### Written instruction
Go through the entries and say how many lines contain the string "tako". The number is the whole answer.
*** Material for the task
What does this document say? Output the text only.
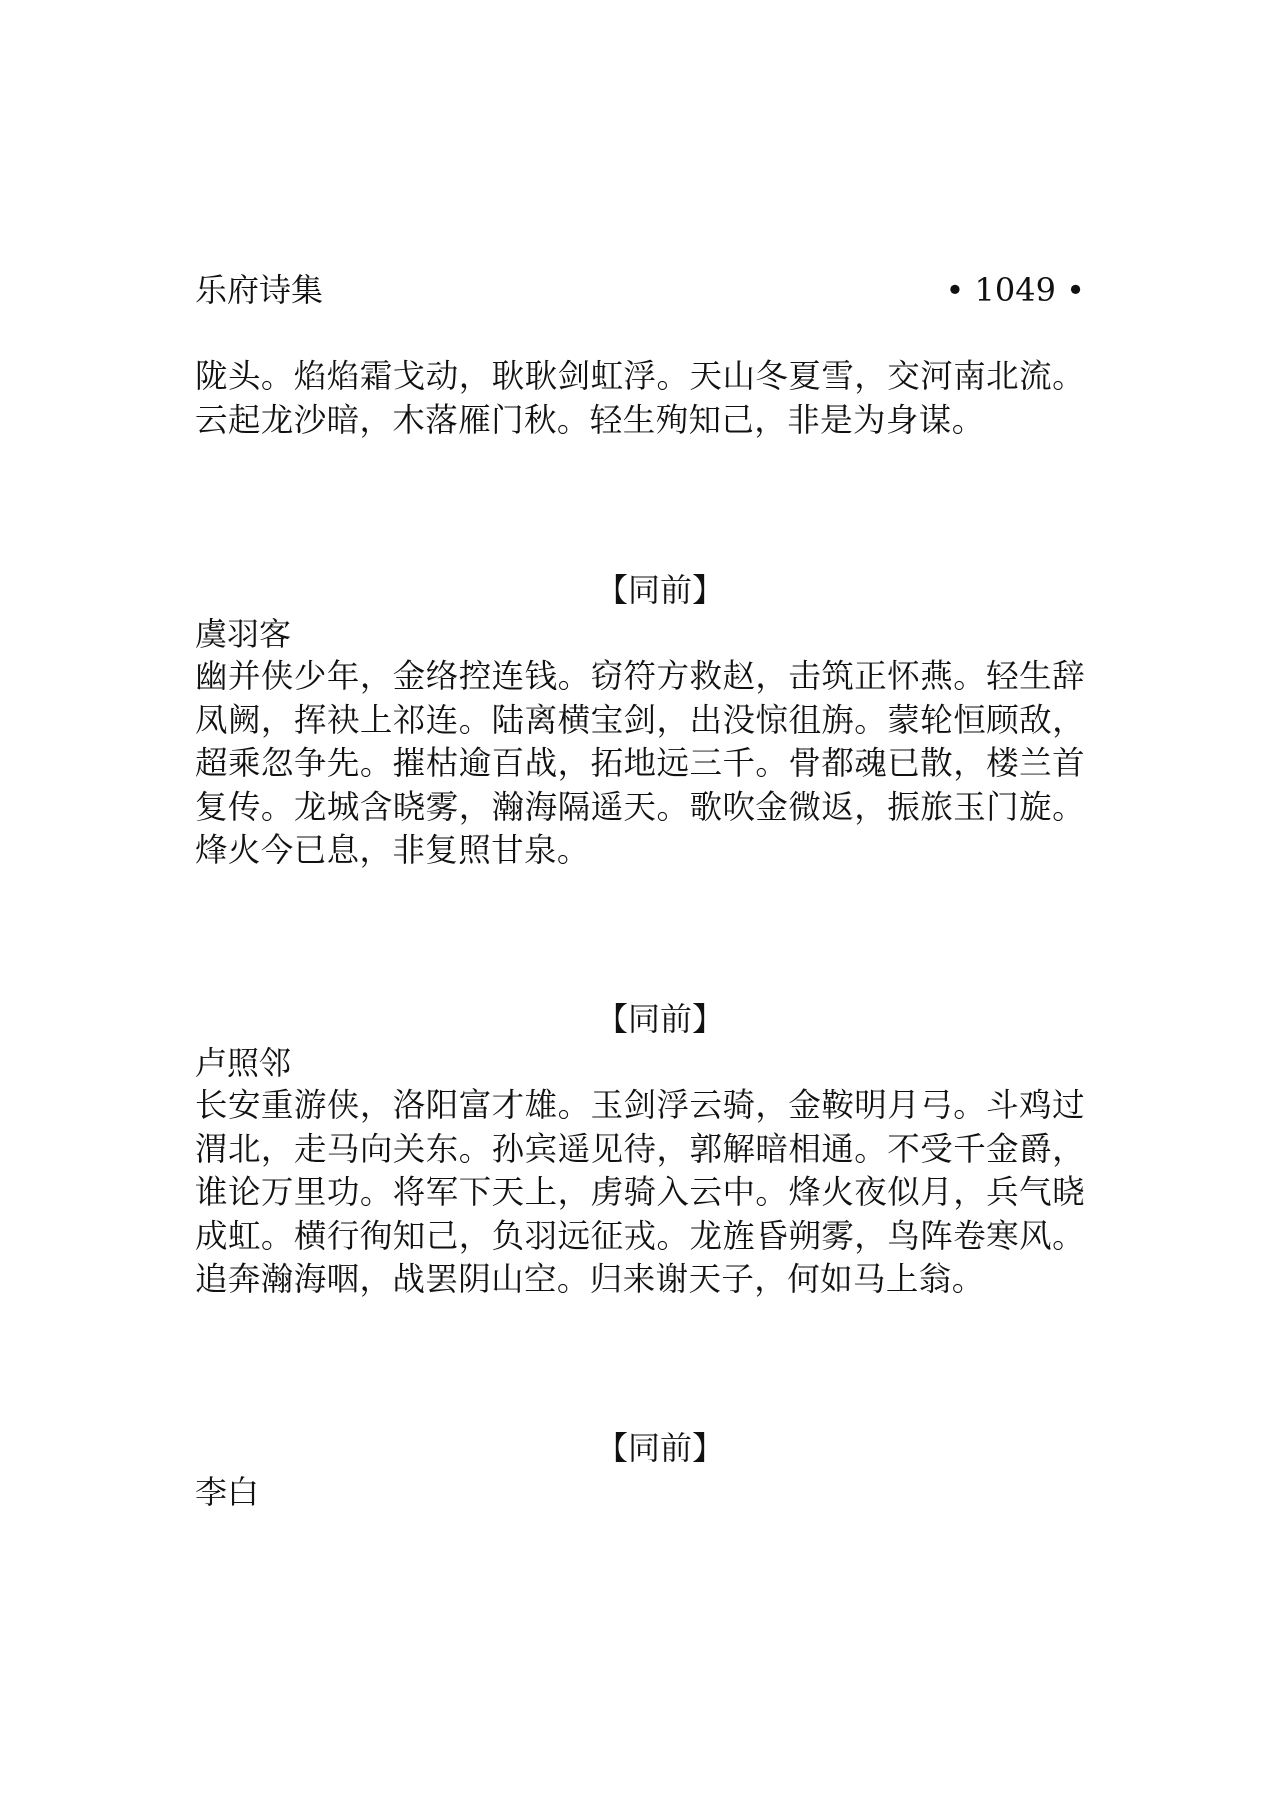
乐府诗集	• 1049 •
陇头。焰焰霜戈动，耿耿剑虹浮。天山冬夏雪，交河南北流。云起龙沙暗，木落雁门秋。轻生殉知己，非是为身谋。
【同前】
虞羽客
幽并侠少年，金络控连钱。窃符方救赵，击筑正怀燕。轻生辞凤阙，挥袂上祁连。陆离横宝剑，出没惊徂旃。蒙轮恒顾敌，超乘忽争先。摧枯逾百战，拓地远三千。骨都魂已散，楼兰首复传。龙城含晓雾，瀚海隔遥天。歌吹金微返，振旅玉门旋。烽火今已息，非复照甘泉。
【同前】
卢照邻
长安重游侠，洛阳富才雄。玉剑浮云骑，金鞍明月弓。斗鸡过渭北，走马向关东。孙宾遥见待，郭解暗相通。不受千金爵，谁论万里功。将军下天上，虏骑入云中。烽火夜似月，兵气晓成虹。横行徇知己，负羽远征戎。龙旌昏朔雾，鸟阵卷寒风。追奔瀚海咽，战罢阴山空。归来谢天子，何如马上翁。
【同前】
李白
******
*** Material for the task
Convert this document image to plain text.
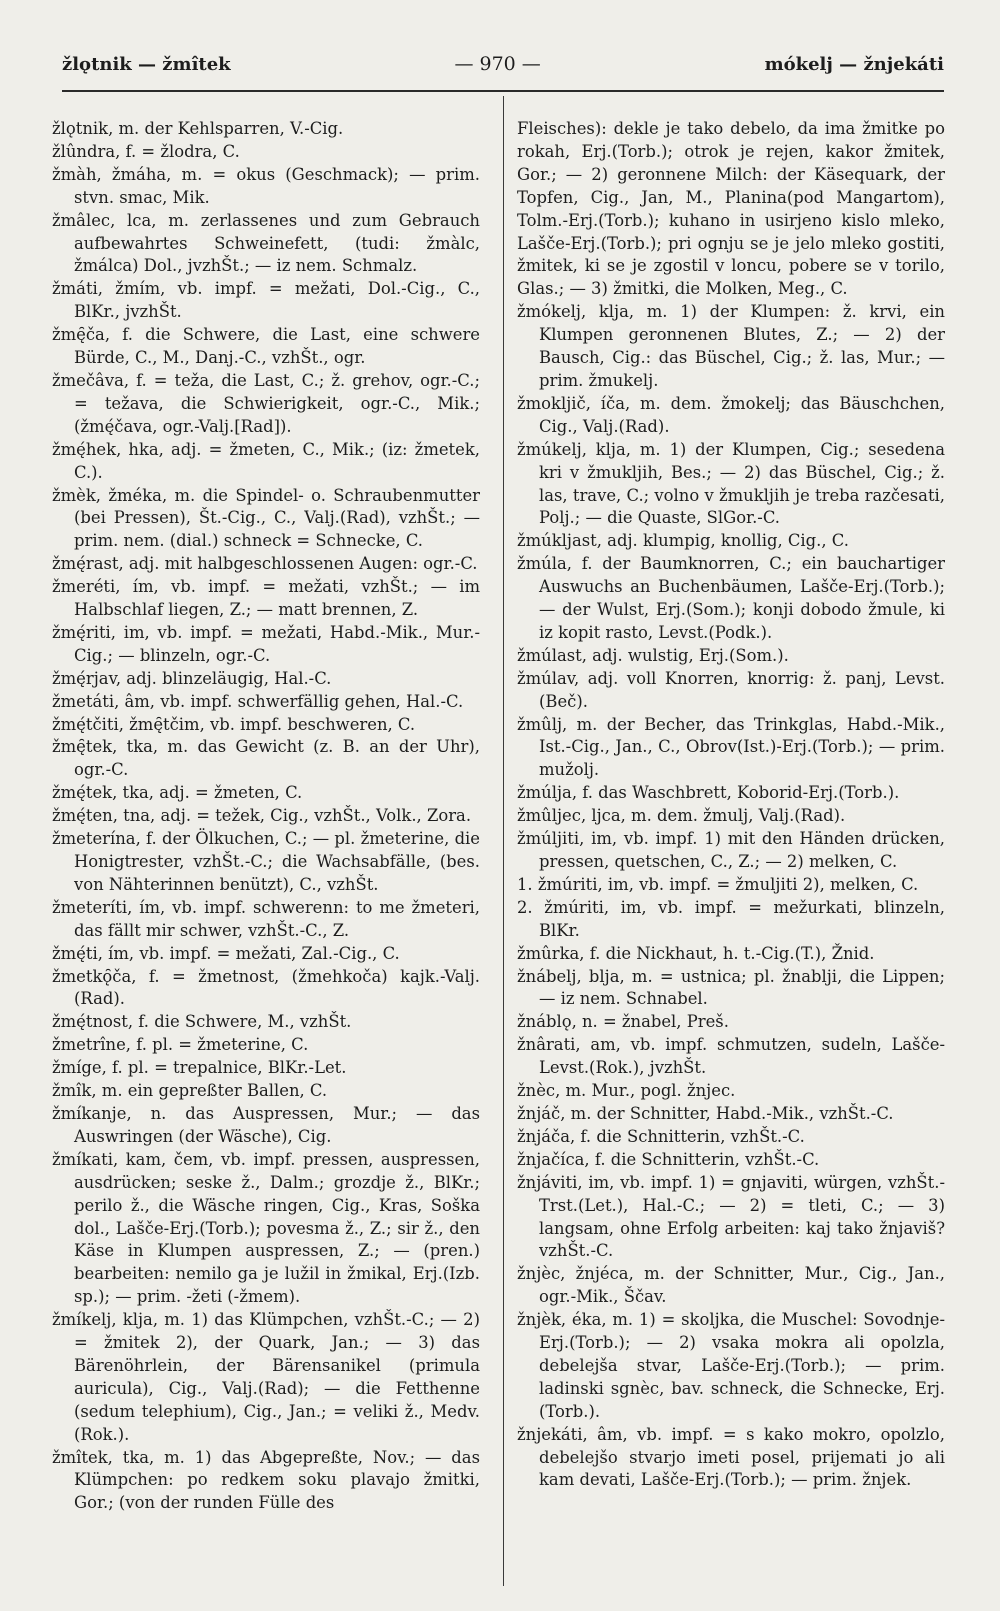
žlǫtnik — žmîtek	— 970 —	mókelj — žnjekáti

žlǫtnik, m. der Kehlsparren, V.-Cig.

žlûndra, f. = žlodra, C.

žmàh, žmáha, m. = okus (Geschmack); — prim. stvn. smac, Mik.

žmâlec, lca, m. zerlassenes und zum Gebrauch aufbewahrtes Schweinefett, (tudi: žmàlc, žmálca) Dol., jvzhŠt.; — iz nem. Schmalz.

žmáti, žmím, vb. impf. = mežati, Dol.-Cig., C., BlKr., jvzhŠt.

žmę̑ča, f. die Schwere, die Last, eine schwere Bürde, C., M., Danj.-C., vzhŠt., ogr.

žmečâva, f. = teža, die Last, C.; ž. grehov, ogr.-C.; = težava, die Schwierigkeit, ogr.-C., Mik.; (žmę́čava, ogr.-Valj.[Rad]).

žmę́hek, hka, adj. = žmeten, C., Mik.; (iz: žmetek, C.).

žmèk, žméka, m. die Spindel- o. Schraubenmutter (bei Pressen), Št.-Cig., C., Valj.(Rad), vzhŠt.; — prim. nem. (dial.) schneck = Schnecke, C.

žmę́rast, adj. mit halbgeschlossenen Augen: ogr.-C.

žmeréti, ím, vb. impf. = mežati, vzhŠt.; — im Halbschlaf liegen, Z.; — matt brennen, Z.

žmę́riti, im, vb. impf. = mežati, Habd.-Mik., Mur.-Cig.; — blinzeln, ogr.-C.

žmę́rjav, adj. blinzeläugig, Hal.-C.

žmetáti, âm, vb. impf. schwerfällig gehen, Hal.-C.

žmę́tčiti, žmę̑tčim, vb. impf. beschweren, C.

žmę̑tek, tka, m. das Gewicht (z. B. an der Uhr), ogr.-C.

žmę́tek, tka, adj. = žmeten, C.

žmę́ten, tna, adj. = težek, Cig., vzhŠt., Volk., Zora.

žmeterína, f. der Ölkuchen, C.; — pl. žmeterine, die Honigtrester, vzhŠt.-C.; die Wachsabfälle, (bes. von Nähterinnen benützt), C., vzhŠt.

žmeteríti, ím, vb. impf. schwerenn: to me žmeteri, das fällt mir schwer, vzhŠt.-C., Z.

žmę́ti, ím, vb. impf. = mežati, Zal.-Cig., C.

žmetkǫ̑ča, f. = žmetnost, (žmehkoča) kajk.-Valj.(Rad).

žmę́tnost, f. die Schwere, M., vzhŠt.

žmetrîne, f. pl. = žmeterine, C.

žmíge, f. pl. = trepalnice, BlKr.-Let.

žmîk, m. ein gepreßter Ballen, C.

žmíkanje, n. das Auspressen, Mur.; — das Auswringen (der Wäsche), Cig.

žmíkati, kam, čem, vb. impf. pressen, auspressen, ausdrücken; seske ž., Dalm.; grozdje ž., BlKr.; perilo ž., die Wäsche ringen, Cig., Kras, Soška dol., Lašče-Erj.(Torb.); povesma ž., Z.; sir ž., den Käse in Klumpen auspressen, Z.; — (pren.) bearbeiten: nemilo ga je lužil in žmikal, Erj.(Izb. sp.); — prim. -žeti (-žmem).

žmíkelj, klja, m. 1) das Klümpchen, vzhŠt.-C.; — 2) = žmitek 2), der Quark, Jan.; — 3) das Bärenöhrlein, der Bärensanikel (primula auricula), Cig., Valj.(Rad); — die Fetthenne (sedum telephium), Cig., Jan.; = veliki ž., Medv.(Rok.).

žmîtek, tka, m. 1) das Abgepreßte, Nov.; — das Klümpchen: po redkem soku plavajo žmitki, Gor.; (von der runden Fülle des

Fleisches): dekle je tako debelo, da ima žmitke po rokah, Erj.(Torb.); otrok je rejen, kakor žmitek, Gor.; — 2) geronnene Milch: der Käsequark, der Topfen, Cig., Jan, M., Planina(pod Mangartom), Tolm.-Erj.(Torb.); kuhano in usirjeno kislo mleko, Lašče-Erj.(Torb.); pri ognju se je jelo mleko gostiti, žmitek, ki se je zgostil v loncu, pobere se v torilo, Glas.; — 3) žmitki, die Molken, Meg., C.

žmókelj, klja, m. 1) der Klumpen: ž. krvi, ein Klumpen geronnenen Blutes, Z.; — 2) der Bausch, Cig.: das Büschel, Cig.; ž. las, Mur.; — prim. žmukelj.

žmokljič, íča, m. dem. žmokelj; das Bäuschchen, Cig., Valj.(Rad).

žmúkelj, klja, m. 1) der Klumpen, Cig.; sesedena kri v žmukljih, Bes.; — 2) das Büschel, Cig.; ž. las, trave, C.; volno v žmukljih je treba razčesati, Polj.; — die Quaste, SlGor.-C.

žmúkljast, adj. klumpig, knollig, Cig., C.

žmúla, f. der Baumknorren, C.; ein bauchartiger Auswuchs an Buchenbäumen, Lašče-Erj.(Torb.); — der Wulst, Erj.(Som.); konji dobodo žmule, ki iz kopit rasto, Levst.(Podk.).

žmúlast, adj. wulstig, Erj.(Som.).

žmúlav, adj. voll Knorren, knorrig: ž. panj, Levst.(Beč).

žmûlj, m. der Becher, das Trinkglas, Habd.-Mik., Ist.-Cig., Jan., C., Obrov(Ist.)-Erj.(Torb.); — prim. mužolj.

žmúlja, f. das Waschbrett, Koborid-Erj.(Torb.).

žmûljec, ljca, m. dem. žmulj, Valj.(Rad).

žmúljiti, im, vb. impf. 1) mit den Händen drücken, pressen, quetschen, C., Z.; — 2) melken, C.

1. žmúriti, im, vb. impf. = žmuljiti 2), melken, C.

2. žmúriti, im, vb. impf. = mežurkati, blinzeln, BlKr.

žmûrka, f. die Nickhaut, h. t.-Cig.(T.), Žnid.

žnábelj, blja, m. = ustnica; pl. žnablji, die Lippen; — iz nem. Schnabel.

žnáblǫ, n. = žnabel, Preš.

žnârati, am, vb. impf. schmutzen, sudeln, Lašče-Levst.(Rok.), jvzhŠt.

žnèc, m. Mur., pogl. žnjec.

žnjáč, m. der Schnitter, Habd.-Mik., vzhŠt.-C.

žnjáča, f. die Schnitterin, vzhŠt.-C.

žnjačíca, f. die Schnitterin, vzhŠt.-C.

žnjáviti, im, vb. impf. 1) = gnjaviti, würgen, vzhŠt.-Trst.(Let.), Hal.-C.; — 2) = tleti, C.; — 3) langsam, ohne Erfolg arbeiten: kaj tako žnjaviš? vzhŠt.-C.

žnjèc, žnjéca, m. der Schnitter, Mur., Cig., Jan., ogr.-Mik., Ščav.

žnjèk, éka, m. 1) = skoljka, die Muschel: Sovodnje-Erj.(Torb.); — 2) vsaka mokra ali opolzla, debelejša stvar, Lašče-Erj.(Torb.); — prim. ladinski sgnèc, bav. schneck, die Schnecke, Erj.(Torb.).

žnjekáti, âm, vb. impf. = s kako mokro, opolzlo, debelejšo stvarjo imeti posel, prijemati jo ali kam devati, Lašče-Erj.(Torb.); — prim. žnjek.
******
*** Material for the task
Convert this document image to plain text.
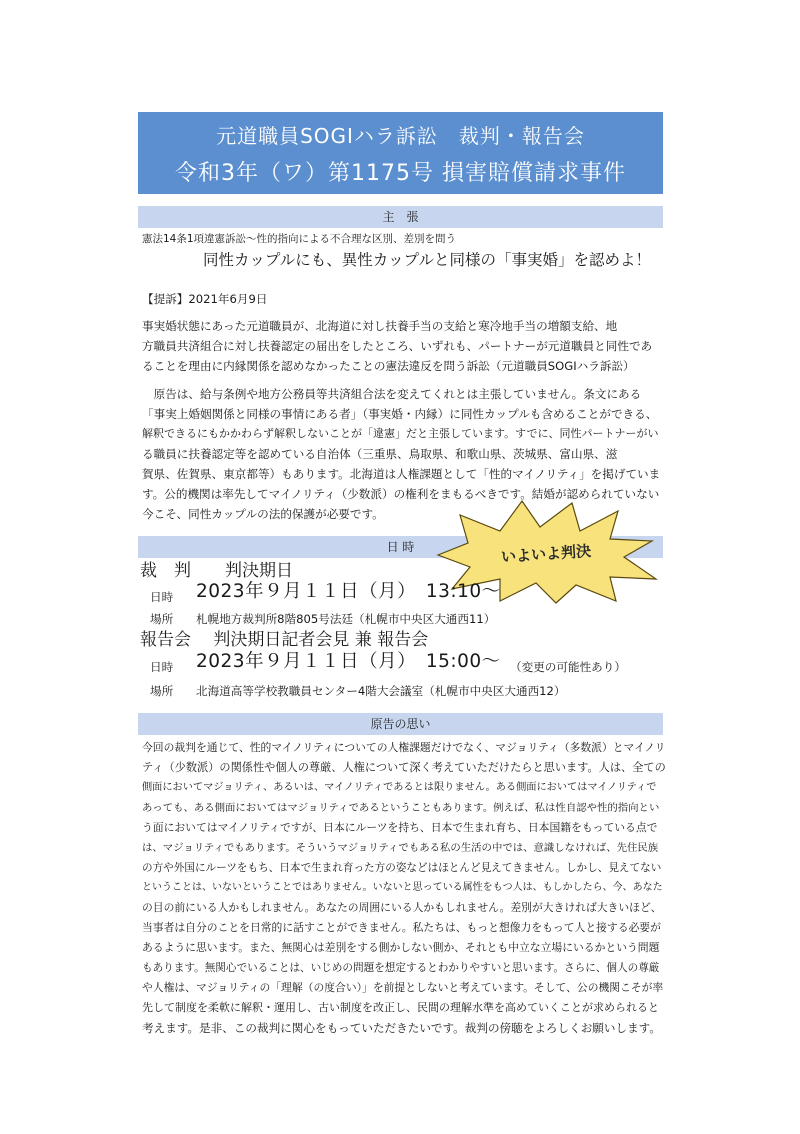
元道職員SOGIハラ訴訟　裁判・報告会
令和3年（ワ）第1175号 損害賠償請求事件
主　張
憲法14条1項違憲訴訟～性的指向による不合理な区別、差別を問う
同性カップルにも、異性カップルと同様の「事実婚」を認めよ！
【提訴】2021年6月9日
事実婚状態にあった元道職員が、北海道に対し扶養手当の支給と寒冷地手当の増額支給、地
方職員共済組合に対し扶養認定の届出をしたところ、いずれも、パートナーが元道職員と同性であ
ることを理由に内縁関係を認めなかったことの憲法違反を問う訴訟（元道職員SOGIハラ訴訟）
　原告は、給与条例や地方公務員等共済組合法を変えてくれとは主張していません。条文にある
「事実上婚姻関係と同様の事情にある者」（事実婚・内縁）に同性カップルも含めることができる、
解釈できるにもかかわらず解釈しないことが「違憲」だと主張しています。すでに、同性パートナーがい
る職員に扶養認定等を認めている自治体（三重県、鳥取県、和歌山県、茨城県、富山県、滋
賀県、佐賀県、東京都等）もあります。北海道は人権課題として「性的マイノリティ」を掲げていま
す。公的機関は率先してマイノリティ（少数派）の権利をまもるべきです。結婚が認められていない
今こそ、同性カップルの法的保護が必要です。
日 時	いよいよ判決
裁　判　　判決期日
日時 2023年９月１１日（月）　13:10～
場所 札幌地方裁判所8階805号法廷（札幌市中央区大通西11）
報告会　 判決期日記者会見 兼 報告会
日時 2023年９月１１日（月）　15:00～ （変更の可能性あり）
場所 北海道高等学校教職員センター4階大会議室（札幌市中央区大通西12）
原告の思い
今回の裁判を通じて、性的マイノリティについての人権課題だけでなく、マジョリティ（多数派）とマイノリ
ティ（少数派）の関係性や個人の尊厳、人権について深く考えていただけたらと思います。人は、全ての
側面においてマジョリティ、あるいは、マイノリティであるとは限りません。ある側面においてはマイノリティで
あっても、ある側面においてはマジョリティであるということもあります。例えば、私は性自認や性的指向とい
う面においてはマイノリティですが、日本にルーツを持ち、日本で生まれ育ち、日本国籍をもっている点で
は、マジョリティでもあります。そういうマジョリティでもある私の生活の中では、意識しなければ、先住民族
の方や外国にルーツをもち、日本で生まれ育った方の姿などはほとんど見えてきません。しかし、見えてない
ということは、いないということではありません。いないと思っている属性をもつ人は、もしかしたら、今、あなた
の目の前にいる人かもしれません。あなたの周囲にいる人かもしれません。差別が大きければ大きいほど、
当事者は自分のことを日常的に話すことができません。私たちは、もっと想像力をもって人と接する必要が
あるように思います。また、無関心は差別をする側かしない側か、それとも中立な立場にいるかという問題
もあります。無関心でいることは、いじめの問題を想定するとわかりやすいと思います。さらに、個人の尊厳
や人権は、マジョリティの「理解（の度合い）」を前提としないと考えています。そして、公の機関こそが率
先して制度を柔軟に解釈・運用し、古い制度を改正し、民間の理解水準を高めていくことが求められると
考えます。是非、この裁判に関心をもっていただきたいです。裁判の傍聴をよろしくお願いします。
******
### Finished exercise
2